SET EXERCISE
Your reply should be a single number: how many lines contain the string "Insolation".

(Figure contents as structured data)
--- Begin ---

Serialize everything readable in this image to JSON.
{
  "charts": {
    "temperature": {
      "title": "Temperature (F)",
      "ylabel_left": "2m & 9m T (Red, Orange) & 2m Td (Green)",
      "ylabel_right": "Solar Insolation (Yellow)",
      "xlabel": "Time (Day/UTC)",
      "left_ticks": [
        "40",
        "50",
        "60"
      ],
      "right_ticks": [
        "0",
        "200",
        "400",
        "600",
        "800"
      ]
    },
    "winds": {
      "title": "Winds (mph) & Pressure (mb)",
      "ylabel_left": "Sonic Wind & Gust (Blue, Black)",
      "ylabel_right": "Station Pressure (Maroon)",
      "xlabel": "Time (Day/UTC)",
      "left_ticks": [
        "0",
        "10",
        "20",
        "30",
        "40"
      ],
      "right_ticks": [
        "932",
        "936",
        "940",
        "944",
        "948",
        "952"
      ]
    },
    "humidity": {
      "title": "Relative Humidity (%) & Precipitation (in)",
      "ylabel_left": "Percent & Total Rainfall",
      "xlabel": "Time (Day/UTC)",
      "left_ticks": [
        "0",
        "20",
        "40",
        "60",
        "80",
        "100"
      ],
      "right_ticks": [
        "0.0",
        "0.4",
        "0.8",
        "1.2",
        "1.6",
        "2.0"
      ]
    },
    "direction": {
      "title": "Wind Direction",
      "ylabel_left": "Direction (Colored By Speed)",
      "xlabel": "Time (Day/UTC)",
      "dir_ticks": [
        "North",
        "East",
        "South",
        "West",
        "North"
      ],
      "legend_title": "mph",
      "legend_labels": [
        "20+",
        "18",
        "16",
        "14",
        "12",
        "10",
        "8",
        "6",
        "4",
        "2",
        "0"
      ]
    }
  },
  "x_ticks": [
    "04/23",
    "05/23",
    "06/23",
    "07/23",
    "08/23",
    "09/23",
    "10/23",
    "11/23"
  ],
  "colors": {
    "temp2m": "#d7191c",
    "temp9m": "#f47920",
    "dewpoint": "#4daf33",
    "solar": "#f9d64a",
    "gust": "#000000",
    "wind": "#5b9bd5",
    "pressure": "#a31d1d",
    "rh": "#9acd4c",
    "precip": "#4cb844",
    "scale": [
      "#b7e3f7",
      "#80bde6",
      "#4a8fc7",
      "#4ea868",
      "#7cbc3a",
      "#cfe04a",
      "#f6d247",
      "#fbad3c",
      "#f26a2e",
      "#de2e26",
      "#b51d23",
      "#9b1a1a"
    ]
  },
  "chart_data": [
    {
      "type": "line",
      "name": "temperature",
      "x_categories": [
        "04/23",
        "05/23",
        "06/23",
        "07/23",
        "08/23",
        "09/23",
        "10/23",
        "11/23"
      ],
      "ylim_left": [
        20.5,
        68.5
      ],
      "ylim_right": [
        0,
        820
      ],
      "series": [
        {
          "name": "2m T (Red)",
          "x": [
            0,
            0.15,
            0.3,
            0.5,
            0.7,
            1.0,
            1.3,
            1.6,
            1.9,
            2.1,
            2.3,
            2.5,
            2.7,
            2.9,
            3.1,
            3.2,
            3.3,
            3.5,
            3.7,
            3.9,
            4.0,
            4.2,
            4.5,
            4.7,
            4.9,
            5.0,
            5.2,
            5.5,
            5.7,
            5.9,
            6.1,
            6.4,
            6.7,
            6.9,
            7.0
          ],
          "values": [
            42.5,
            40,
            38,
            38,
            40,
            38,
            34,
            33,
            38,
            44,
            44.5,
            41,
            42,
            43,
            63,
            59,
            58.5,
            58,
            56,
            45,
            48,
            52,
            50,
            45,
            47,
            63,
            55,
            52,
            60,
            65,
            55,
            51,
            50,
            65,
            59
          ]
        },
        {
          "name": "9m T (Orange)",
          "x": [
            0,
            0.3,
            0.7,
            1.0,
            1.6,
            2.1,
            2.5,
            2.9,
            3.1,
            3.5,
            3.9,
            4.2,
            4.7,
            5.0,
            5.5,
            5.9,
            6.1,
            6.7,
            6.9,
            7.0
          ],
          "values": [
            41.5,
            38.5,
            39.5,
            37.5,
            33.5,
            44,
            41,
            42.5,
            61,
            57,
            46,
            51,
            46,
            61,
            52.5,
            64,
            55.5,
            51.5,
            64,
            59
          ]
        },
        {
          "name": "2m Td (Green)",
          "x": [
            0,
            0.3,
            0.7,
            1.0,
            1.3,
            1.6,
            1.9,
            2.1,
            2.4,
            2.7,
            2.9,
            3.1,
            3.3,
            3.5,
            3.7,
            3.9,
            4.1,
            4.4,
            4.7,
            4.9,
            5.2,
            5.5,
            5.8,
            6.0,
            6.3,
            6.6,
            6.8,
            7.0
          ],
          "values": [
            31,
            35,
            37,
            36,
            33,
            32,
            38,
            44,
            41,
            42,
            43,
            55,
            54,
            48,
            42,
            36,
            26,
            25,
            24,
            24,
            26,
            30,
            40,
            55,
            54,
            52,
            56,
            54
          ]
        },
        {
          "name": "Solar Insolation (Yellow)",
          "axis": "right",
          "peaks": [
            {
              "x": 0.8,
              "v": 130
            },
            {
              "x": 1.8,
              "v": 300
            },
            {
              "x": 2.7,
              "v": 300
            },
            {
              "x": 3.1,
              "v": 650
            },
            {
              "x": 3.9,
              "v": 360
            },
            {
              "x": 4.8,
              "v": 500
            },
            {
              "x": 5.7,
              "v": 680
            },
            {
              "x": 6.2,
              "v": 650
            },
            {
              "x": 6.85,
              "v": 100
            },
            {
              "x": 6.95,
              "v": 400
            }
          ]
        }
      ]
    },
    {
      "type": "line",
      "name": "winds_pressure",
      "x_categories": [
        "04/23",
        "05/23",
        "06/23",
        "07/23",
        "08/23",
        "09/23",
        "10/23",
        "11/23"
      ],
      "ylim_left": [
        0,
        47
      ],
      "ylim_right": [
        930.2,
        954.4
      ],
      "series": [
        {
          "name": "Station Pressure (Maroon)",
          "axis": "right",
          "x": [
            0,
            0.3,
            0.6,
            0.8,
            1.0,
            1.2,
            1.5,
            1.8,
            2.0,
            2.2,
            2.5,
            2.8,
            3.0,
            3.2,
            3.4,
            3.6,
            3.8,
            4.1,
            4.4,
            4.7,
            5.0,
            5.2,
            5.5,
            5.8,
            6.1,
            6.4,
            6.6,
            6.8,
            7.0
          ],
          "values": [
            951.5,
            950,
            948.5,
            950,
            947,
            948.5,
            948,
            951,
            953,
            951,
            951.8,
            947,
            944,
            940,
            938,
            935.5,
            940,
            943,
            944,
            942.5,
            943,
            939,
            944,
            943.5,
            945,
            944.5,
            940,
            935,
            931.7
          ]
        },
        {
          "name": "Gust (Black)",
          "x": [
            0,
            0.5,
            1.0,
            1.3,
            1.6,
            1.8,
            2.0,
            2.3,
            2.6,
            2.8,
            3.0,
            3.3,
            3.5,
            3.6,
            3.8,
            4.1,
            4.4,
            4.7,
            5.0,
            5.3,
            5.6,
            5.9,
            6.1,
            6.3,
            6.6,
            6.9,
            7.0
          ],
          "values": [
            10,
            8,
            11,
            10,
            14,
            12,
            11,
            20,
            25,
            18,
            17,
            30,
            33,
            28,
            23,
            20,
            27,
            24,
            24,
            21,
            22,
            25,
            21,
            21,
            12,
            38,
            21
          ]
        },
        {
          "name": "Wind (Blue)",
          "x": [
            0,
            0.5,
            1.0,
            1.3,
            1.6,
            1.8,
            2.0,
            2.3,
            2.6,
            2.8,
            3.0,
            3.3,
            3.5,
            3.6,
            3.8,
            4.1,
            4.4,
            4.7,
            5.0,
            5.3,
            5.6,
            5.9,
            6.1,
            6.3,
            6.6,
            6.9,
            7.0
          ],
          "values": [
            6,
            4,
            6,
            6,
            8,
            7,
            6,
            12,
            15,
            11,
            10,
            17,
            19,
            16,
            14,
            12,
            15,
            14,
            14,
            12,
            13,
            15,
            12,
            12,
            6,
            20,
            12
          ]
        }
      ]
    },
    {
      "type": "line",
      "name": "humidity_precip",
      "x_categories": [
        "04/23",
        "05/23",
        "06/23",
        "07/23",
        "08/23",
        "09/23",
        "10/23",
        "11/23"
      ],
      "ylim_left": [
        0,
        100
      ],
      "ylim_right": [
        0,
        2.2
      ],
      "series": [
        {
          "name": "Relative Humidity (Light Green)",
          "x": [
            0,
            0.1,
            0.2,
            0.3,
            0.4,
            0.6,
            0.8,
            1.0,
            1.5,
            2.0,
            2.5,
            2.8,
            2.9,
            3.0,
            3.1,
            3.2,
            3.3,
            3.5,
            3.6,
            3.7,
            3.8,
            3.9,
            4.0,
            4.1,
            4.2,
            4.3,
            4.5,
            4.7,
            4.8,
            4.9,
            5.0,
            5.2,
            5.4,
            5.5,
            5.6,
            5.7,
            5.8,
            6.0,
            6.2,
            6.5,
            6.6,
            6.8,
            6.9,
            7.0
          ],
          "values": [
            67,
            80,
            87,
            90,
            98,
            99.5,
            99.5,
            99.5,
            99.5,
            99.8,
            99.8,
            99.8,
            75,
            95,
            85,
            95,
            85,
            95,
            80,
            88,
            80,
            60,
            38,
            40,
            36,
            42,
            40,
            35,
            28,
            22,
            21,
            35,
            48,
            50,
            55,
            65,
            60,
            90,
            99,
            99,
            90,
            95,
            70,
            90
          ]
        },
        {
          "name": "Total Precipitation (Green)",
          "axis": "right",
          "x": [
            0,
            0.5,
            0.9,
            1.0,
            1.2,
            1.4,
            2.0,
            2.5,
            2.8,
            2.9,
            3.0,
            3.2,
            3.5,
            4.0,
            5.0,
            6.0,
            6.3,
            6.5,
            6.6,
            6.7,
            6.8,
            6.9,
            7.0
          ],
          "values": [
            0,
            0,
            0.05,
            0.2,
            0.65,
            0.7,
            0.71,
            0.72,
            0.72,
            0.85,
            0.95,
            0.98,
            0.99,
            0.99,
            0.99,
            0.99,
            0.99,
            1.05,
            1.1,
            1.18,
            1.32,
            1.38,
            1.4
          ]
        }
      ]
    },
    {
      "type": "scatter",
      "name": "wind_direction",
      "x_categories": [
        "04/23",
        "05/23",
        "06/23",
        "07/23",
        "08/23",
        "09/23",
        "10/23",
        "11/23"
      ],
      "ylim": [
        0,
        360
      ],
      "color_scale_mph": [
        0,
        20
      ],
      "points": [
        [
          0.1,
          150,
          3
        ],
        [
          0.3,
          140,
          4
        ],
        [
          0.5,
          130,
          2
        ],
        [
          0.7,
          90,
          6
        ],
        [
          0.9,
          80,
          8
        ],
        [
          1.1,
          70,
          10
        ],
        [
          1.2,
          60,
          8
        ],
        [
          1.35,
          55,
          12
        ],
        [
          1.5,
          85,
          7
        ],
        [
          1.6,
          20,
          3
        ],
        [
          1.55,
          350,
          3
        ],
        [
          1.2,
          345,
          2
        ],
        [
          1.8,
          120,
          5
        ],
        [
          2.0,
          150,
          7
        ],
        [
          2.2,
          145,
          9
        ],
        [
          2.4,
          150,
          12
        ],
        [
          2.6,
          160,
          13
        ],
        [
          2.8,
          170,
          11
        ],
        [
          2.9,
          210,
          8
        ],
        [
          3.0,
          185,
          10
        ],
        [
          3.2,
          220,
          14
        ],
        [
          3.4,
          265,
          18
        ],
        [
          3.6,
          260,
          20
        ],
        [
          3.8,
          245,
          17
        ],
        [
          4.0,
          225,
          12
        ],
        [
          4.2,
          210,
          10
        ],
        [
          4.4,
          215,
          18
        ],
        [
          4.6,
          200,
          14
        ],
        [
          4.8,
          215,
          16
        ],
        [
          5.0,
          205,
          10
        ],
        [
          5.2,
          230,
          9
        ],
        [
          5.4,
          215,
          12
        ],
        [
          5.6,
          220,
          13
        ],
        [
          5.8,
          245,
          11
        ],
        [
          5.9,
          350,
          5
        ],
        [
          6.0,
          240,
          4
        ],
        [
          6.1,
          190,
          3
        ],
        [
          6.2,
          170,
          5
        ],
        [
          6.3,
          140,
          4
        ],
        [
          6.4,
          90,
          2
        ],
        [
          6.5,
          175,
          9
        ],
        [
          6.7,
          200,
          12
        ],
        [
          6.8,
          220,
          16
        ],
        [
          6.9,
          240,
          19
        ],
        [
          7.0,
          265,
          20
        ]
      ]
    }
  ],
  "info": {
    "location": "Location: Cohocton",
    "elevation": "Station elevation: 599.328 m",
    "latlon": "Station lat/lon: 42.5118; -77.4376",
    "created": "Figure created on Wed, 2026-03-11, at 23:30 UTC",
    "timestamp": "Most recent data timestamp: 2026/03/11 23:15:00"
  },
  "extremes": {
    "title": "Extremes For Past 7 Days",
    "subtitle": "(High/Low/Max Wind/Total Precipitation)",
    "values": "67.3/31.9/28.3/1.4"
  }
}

--- End ---

ANSWER TO THE PROBLEM
2